Exercise: Copy every line of the records below that holds the word "image".

Stored data entries
------------------------------------------------------------

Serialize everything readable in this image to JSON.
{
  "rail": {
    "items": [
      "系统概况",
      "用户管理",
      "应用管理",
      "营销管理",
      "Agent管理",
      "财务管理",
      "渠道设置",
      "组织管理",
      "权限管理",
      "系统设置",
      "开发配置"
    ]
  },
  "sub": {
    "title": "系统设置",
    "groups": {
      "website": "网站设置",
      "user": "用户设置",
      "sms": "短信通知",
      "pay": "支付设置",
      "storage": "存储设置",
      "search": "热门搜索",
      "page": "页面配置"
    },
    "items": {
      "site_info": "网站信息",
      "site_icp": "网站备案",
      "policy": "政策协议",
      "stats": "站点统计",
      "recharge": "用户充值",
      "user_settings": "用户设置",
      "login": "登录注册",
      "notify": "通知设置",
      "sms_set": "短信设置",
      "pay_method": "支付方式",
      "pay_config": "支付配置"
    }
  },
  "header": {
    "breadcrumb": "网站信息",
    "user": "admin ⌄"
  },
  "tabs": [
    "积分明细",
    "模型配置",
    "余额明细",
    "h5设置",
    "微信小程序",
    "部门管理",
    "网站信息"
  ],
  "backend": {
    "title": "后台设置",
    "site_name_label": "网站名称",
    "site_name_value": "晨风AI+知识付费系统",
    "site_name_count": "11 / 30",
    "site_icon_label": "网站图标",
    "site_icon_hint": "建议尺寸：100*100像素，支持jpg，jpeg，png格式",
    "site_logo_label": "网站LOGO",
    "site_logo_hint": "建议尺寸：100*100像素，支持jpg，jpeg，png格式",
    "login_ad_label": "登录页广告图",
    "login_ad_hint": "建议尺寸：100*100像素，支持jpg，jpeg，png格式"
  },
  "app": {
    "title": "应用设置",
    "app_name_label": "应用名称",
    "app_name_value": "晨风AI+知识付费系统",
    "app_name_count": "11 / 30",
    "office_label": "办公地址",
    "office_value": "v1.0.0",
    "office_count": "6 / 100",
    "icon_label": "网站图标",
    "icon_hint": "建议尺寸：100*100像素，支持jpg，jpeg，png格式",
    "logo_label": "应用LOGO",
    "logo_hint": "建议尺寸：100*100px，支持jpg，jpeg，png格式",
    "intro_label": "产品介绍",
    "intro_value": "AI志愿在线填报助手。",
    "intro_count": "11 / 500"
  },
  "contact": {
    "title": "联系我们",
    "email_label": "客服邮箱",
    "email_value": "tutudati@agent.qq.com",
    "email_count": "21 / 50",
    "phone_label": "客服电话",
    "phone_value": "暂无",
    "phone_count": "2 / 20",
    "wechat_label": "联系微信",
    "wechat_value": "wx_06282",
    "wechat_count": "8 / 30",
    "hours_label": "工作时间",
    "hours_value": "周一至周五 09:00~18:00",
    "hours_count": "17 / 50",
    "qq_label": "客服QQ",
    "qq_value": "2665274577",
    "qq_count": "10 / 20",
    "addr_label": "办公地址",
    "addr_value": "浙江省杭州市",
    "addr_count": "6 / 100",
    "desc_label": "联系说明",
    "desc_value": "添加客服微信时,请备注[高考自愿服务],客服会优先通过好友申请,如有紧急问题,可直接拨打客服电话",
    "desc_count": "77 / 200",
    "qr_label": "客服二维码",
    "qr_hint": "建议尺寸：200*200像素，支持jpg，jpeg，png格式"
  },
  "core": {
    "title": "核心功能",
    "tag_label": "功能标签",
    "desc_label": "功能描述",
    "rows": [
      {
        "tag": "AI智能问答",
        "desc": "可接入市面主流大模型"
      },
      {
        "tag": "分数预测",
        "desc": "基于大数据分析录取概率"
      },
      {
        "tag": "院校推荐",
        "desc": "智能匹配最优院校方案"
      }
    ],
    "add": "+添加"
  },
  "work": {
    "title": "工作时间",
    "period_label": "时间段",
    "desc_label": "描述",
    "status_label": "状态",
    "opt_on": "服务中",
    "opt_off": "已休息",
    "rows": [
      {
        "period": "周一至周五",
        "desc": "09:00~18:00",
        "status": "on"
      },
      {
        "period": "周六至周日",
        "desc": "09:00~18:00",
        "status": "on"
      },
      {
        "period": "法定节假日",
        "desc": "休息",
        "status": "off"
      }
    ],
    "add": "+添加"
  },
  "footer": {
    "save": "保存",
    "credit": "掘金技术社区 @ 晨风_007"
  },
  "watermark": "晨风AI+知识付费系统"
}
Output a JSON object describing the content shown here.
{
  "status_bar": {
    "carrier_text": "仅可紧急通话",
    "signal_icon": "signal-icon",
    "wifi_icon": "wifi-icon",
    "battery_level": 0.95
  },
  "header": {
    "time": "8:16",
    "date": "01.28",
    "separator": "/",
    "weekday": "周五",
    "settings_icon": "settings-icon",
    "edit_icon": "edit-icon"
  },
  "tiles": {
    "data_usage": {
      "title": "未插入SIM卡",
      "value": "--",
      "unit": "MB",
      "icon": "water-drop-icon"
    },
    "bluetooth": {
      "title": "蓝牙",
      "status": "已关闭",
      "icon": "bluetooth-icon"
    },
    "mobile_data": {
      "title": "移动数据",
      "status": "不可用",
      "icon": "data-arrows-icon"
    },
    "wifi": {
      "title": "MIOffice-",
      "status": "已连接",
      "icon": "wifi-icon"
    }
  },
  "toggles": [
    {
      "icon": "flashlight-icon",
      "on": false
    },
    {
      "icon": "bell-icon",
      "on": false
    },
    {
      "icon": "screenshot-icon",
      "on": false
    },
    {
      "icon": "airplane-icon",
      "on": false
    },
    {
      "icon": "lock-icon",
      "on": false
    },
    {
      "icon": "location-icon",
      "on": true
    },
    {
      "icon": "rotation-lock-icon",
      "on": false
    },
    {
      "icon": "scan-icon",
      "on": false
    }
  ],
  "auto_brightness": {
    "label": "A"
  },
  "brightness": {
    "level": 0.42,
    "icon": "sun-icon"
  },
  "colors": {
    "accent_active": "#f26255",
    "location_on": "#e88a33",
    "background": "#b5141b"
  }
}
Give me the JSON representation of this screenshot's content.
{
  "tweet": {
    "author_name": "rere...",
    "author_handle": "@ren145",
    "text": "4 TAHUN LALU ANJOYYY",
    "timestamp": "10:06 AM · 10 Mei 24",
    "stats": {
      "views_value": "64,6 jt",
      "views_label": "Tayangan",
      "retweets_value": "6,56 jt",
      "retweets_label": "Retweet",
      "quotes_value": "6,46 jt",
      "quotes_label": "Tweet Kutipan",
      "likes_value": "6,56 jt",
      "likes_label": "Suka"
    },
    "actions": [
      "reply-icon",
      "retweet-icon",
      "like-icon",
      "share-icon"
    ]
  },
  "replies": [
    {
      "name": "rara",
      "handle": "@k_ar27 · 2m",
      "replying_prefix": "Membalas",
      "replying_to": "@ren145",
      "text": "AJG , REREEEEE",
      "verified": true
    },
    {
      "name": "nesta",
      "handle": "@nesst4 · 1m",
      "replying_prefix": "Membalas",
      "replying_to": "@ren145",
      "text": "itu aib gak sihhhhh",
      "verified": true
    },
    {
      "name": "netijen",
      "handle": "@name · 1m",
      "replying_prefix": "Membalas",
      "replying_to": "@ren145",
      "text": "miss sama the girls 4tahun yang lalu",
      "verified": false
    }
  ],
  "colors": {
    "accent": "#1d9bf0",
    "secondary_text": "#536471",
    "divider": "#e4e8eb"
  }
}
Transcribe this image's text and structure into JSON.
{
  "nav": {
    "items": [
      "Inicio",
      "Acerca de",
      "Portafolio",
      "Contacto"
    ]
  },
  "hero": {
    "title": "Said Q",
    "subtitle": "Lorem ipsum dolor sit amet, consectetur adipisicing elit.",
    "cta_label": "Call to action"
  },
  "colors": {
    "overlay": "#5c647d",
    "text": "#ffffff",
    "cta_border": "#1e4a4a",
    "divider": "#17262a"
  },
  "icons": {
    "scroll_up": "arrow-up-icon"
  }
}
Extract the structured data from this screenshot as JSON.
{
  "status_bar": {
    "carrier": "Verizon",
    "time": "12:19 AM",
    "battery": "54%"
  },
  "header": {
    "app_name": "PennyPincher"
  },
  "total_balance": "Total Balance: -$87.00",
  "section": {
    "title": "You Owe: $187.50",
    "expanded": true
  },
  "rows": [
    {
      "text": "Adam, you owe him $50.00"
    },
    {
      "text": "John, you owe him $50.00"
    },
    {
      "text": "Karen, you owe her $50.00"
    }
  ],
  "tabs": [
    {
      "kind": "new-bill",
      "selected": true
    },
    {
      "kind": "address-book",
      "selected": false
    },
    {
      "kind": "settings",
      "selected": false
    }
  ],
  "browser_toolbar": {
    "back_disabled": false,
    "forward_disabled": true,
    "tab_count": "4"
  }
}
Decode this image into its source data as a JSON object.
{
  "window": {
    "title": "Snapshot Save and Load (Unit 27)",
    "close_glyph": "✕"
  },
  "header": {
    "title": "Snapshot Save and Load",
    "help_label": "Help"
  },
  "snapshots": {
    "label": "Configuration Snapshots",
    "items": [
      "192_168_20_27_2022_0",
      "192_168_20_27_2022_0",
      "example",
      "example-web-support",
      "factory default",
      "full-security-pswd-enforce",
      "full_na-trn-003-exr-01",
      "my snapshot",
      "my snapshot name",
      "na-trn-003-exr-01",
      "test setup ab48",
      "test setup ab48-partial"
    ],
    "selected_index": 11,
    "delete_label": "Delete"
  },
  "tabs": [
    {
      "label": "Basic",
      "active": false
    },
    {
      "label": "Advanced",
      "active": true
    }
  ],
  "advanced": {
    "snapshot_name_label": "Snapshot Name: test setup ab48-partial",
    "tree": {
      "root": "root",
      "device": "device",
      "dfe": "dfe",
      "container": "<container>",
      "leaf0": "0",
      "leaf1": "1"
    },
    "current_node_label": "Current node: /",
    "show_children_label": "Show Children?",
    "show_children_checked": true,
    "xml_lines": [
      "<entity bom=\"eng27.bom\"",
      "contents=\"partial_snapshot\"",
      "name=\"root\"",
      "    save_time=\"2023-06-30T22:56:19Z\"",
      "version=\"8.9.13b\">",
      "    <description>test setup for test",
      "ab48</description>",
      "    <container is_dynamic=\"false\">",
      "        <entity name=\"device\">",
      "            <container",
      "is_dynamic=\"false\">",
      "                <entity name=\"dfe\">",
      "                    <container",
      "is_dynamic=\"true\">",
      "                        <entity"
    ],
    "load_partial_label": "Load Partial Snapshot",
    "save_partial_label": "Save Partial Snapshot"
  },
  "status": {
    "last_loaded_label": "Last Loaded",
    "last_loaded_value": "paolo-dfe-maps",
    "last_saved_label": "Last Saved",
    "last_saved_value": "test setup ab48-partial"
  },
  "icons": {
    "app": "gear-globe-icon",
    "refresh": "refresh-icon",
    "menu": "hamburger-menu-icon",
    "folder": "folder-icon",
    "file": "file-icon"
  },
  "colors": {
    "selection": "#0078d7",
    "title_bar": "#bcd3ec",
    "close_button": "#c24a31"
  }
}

------------------------------------------------------------

Task output:
Serialize everything readable in this image to JSON.
Transcribe this image's text and structure into JSON.
Decode this image into its source data as a JSON object.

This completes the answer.